WHAT NEEDS TO BE DONE ▸ Extract the listing below in full, unchanged.

──────── ITEMS ────────

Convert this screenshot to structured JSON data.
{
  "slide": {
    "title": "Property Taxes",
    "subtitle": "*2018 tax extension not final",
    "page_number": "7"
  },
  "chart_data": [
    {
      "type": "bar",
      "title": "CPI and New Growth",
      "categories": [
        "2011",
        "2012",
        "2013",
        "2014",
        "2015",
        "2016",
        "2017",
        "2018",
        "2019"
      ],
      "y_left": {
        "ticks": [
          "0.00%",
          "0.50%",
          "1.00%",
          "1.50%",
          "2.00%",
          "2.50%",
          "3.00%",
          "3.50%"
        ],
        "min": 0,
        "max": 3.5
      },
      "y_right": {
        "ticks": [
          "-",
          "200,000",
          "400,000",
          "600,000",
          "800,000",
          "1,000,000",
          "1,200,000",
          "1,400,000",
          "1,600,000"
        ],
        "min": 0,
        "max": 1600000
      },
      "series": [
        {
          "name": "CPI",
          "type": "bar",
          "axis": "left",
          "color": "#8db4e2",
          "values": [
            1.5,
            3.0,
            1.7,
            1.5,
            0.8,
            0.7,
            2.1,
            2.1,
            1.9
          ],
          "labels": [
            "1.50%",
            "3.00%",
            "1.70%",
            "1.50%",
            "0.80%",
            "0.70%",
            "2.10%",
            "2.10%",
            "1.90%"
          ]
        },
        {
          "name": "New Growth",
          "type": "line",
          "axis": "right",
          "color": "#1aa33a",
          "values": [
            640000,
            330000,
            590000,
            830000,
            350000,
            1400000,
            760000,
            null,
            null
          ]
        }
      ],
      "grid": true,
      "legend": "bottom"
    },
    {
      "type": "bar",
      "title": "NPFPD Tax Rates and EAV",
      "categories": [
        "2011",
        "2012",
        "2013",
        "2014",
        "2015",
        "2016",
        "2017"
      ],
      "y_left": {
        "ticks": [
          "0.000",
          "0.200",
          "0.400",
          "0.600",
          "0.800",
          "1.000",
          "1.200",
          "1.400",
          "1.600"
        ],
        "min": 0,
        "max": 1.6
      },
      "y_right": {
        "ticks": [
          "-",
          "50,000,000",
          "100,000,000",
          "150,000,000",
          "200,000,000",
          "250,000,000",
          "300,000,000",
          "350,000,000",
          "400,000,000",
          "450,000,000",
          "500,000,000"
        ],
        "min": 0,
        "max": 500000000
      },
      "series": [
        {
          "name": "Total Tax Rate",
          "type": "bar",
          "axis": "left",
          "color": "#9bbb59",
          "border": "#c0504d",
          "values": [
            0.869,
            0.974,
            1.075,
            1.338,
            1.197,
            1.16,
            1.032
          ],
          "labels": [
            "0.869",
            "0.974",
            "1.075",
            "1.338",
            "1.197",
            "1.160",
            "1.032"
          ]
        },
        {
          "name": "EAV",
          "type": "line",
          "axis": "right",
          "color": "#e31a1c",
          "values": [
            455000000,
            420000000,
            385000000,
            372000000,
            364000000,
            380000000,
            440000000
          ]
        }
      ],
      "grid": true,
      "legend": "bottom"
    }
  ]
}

────────

EXERCISE OUTPUT ▸
Convert this screenshot to structured JSON data.
{
  "slide": {
    "title": "Property Taxes",
    "subtitle": "*2018 tax extension not final",
    "page_number": "7"
  },
  "chart_data": [
    {
      "type": "bar",
      "title": "CPI and New Growth",
      "categories": [
        "2011",
        "2012",
        "2013",
        "2014",
        "2015",
        "2016",
        "2017",
        "2018",
        "2019"
      ],
      "y_left": {
        "ticks": [
          "0.00%",
          "0.50%",
          "1.00%",
          "1.50%",
          "2.00%",
          "2.50%",
          "3.00%",
          "3.50%"
        ],
        "min": 0,
        "max": 3.5
      },
      "y_right": {
        "ticks": [
          "-",
          "200,000",
          "400,000",
          "600,000",
          "800,000",
          "1,000,000",
          "1,200,000",
          "1,400,000",
          "1,600,000"
        ],
        "min": 0,
        "max": 1600000
      },
      "series": [
        {
          "name": "CPI",
          "type": "bar",
          "axis": "left",
          "color": "#8db4e2",
          "values": [
            1.5,
            3.0,
            1.7,
            1.5,
            0.8,
            0.7,
            2.1,
            2.1,
            1.9
          ],
          "labels": [
            "1.50%",
            "3.00%",
            "1.70%",
            "1.50%",
            "0.80%",
            "0.70%",
            "2.10%",
            "2.10%",
            "1.90%"
          ]
        },
        {
          "name": "New Growth",
          "type": "line",
          "axis": "right",
          "color": "#1aa33a",
          "values": [
            640000,
            330000,
            590000,
            830000,
            350000,
            1400000,
            760000,
            null,
            null
          ]
        }
      ],
      "grid": true,
      "legend": "bottom"
    },
    {
      "type": "bar",
      "title": "NPFPD Tax Rates and EAV",
      "categories": [
        "2011",
        "2012",
        "2013",
        "2014",
        "2015",
        "2016",
        "2017"
      ],
      "y_left": {
        "ticks": [
          "0.000",
          "0.200",
          "0.400",
          "0.600",
          "0.800",
          "1.000",
          "1.200",
          "1.400",
          "1.600"
        ],
        "min": 0,
        "max": 1.6
      },
      "y_right": {
        "ticks": [
          "-",
          "50,000,000",
          "100,000,000",
          "150,000,000",
          "200,000,000",
          "250,000,000",
          "300,000,000",
          "350,000,000",
          "400,000,000",
          "450,000,000",
          "500,000,000"
        ],
        "min": 0,
        "max": 500000000
      },
      "series": [
        {
          "name": "Total Tax Rate",
          "type": "bar",
          "axis": "left",
          "color": "#9bbb59",
          "border": "#c0504d",
          "values": [
            0.869,
            0.974,
            1.075,
            1.338,
            1.197,
            1.16,
            1.032
          ],
          "labels": [
            "0.869",
            "0.974",
            "1.075",
            "1.338",
            "1.197",
            "1.160",
            "1.032"
          ]
        },
        {
          "name": "EAV",
          "type": "line",
          "axis": "right",
          "color": "#e31a1c",
          "values": [
            455000000,
            420000000,
            385000000,
            372000000,
            364000000,
            380000000,
            440000000
          ]
        }
      ],
      "grid": true,
      "legend": "bottom"
    }
  ]
}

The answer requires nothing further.